WRITTEN TASK:
Reproduce every entry exactly and leave its pictures out.

(Dataset records)
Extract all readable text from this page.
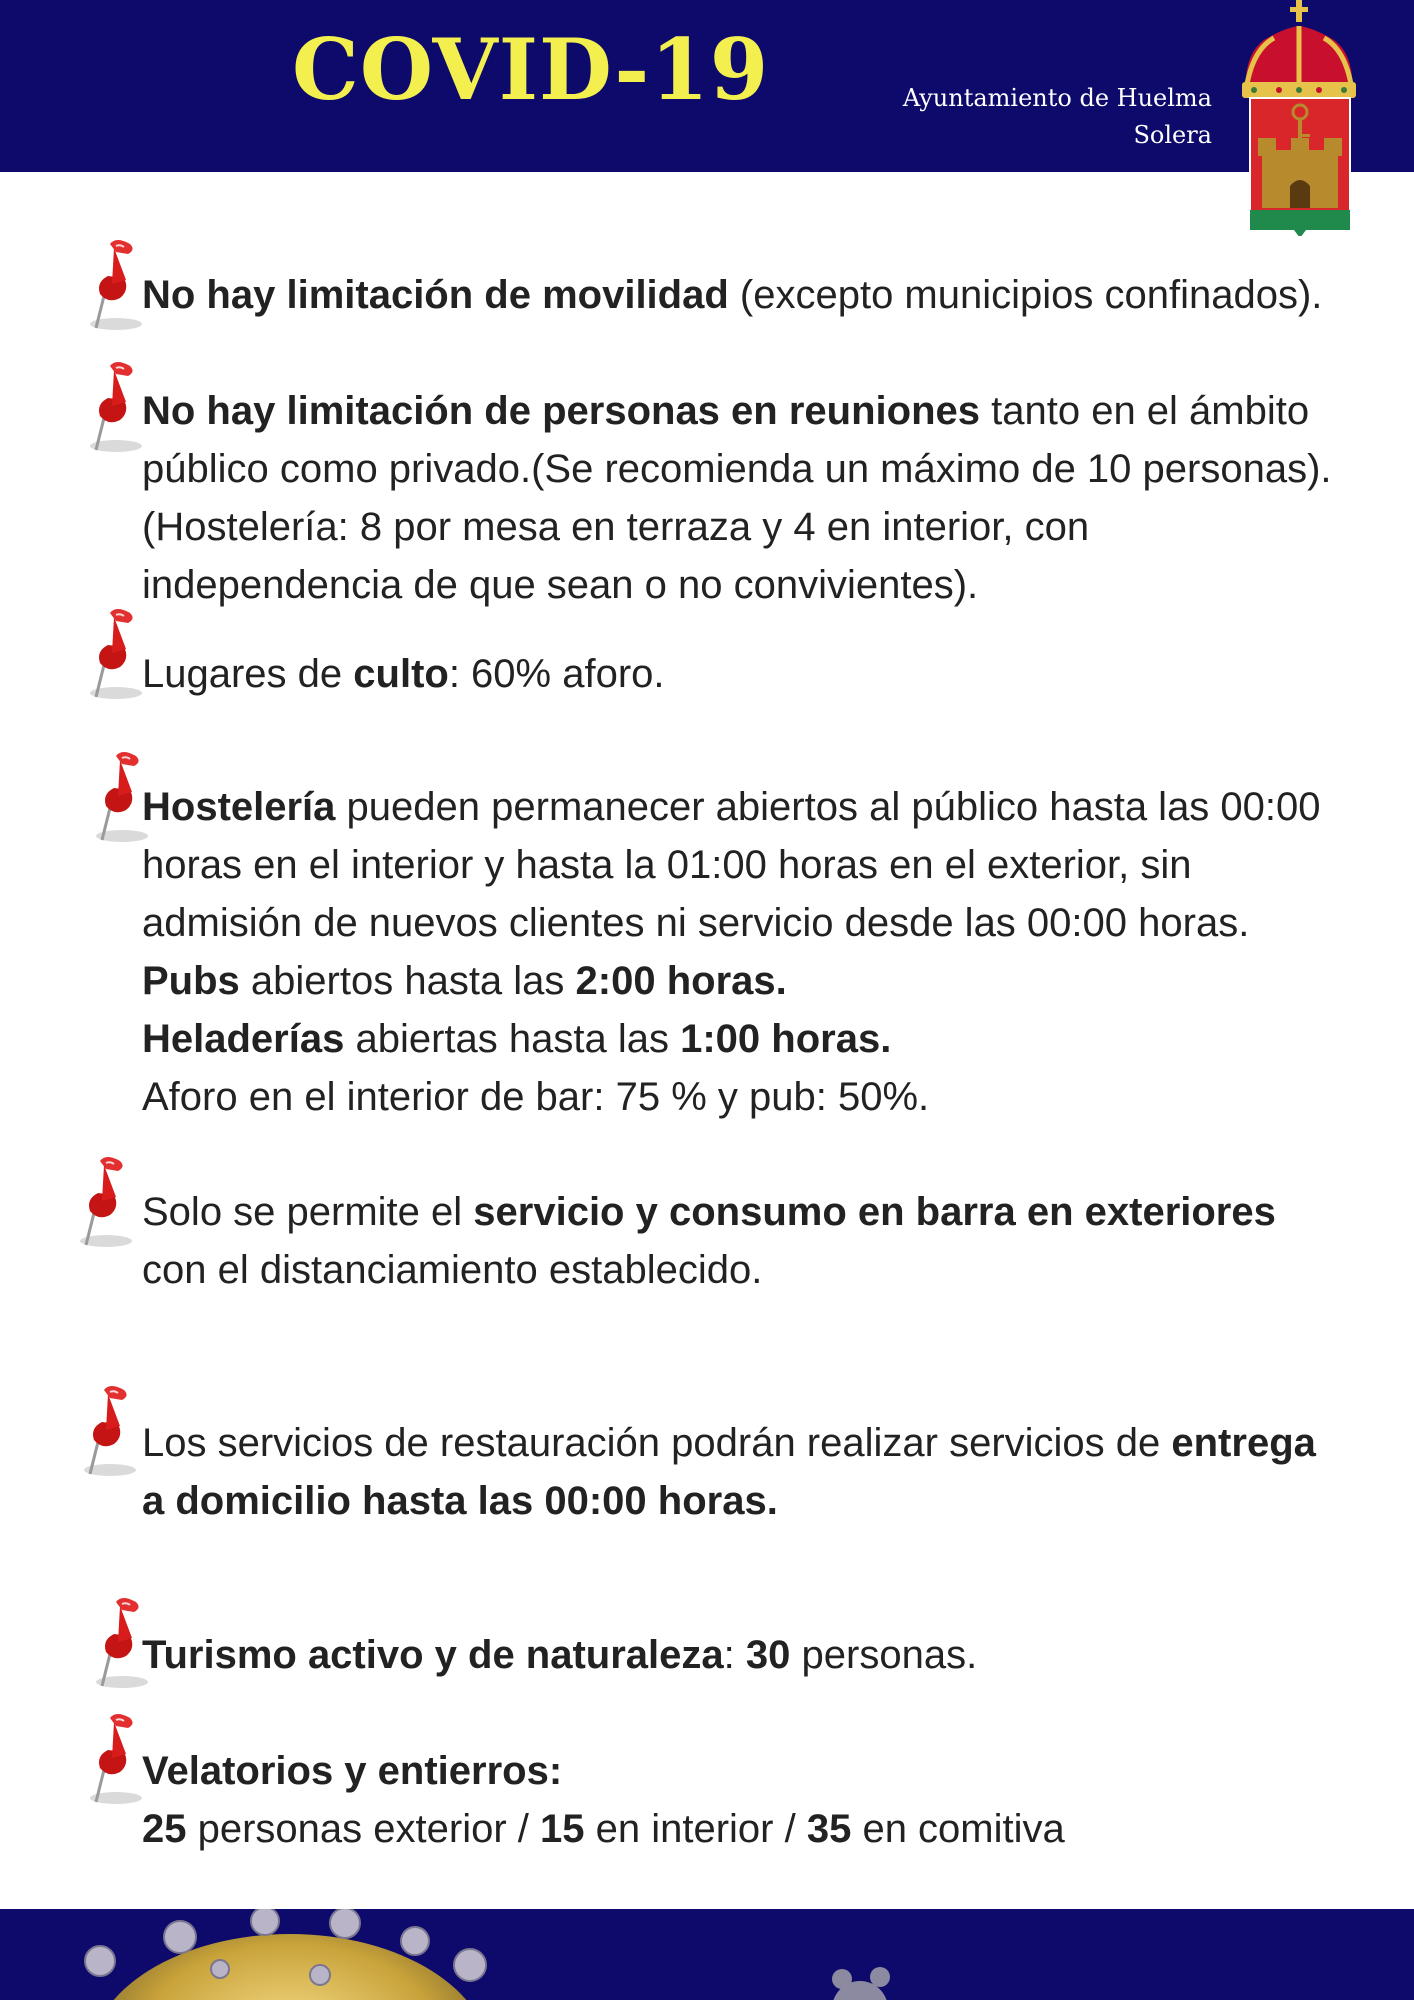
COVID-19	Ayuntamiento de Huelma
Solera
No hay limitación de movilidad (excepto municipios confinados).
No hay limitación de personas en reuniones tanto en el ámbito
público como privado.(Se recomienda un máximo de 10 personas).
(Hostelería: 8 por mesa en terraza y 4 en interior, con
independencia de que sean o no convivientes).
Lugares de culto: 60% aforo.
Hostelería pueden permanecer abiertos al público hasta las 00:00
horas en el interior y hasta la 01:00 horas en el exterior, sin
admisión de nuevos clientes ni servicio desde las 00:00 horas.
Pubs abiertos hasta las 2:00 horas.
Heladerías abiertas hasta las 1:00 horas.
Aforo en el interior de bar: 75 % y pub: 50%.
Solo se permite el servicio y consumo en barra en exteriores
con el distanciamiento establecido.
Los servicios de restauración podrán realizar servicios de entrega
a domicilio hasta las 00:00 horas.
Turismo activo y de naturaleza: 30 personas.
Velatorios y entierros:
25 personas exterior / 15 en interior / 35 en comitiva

SOLUTION:
Extract all readable text from this page.
COVID-19	Ayuntamiento de Huelma
Solera
No hay limitación de movilidad (excepto municipios confinados).
No hay limitación de personas en reuniones tanto en el ámbito
público como privado.(Se recomienda un máximo de 10 personas).
(Hostelería: 8 por mesa en terraza y 4 en interior, con
independencia de que sean o no convivientes).
Lugares de culto: 60% aforo.
Hostelería pueden permanecer abiertos al público hasta las 00:00
horas en el interior y hasta la 01:00 horas en el exterior, sin
admisión de nuevos clientes ni servicio desde las 00:00 horas.
Pubs abiertos hasta las 2:00 horas.
Heladerías abiertas hasta las 1:00 horas.
Aforo en el interior de bar: 75 % y pub: 50%.
Solo se permite el servicio y consumo en barra en exteriores
con el distanciamiento establecido.
Los servicios de restauración podrán realizar servicios de entrega
a domicilio hasta las 00:00 horas.
Turismo activo y de naturaleza: 30 personas.
Velatorios y entierros:
25 personas exterior / 15 en interior / 35 en comitiva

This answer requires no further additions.